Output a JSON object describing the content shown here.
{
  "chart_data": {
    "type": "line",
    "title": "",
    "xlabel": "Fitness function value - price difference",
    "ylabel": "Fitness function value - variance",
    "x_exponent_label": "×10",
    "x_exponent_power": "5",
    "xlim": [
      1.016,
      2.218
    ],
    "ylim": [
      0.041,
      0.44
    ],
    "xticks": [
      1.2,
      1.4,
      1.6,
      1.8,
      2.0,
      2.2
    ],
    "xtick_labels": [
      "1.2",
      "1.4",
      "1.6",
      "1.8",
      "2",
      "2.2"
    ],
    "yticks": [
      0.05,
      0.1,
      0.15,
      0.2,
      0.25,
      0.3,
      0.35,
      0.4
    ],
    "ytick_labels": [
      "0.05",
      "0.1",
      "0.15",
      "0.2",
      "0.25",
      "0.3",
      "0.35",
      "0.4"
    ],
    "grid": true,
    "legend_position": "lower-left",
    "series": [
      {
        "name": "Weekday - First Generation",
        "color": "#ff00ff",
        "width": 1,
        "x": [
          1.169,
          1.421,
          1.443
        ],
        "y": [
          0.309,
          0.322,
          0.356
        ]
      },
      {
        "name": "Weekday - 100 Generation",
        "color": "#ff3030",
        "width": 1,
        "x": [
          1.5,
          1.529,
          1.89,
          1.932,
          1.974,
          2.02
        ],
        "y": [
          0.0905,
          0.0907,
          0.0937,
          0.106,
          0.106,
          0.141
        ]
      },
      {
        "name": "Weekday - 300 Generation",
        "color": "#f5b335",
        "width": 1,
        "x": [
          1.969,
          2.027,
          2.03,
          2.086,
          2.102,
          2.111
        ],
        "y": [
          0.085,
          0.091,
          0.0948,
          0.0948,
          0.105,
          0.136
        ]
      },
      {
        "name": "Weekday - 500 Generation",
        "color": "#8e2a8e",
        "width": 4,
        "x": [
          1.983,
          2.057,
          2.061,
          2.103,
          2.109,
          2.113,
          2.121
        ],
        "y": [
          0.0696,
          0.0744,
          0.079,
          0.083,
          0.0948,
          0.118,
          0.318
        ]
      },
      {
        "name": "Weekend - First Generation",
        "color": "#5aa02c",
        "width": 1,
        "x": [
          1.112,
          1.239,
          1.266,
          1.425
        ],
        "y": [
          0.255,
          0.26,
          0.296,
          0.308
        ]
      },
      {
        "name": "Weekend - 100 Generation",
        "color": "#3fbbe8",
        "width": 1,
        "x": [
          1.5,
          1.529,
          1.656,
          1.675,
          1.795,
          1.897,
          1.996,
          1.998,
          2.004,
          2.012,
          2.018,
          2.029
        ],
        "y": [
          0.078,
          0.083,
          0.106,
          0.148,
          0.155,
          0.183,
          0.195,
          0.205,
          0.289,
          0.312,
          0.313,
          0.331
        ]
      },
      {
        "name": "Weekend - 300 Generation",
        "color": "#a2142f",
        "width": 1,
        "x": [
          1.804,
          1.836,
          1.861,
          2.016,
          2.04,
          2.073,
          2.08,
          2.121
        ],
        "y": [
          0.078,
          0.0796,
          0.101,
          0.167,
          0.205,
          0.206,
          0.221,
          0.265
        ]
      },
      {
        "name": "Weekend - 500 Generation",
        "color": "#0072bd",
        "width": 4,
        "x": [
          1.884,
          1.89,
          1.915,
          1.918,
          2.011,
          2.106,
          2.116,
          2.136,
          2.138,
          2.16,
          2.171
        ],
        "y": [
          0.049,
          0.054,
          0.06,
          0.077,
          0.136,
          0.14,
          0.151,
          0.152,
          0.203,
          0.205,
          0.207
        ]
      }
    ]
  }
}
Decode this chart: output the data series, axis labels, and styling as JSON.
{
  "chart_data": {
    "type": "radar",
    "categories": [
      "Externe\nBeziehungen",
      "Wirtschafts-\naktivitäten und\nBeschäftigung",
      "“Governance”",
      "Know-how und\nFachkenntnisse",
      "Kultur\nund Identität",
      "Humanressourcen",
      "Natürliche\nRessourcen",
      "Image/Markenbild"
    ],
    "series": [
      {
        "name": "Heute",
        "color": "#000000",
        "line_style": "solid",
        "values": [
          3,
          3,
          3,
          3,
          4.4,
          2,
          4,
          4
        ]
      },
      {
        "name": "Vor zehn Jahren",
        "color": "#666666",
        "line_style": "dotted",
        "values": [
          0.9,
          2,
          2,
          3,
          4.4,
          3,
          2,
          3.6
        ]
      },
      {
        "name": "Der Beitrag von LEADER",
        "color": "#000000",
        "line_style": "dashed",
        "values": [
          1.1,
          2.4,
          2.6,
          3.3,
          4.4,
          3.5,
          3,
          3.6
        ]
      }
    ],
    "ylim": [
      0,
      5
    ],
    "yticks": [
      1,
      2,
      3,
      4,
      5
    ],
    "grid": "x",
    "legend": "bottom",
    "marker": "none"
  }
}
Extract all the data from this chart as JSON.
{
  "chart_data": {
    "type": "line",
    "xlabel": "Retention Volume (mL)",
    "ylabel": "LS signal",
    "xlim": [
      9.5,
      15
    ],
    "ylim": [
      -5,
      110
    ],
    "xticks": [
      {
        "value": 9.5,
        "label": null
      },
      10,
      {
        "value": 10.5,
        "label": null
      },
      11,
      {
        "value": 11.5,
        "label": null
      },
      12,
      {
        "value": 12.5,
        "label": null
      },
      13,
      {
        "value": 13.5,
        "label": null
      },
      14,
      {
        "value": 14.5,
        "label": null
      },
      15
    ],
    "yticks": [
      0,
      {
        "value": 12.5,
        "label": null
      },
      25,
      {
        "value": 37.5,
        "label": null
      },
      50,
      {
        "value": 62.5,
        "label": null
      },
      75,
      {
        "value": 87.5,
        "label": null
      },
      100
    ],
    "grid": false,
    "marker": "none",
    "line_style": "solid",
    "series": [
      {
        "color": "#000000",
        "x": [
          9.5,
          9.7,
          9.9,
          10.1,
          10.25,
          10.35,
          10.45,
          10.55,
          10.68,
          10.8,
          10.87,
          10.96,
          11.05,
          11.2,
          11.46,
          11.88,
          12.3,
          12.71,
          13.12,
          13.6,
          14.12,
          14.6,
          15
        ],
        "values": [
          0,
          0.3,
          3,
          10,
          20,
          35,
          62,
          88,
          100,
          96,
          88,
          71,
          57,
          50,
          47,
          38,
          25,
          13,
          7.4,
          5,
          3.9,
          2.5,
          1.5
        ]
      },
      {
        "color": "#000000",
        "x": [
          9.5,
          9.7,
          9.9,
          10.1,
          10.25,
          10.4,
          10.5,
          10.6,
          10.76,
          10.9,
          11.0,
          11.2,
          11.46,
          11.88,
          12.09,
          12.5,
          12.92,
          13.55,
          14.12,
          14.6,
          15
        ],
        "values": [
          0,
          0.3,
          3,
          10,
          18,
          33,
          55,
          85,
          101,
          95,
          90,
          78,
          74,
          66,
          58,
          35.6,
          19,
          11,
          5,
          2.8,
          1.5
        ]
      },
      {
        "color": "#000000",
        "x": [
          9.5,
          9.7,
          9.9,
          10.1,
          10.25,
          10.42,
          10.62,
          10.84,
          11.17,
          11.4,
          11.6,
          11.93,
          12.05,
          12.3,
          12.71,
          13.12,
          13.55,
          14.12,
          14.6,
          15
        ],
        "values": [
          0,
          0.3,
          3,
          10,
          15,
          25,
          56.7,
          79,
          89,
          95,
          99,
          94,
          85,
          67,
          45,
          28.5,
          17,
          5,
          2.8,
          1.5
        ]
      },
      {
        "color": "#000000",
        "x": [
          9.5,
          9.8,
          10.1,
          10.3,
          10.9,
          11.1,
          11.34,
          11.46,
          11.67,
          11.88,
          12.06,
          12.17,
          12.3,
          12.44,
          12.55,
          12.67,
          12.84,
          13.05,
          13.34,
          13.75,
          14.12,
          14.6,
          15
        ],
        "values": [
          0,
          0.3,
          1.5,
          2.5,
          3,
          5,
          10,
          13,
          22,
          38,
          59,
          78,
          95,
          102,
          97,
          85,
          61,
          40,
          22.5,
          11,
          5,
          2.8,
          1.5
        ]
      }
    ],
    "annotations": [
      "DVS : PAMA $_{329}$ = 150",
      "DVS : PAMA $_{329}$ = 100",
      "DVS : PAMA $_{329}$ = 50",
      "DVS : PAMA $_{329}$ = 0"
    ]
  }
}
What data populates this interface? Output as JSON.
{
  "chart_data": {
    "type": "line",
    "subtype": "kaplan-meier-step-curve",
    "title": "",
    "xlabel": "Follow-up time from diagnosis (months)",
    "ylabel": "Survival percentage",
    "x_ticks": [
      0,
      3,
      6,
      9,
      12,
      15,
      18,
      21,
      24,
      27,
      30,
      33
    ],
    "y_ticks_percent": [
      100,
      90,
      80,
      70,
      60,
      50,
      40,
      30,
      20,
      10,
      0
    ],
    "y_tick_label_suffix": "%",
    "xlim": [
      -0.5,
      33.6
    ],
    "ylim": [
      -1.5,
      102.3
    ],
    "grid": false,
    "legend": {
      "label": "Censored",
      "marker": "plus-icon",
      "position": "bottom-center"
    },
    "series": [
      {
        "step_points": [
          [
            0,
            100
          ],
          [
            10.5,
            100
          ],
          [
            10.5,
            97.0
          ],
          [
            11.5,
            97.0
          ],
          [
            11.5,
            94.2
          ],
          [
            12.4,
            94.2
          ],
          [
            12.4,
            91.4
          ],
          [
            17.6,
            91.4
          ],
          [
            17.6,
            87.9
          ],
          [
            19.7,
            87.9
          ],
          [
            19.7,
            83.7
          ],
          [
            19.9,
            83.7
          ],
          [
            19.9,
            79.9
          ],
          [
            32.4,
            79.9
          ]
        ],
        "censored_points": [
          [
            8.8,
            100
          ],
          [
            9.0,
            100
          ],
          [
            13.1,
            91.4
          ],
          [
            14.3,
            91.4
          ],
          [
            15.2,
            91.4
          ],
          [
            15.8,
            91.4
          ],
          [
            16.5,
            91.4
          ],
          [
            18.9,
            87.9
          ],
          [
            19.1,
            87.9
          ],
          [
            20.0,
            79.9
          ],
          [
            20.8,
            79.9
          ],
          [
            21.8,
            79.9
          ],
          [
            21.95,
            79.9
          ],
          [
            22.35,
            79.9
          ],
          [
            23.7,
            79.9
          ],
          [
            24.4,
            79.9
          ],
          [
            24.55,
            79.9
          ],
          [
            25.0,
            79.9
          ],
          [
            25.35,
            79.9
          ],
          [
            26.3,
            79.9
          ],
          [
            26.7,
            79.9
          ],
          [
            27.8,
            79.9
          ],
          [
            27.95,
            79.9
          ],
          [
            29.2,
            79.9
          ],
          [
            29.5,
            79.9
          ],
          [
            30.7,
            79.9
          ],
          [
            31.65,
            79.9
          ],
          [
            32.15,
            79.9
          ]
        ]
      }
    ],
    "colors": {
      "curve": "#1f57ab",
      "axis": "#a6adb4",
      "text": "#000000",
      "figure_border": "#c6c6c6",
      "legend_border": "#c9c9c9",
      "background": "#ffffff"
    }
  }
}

======

=== Instructions to follow ===
Which lines contain the word "ylabel"? Return each of them.

=== Written response ===
    "ylabel": "Fitness function value - variance",
    "ylabel": "LS signal",
    "ylabel": "Survival percentage",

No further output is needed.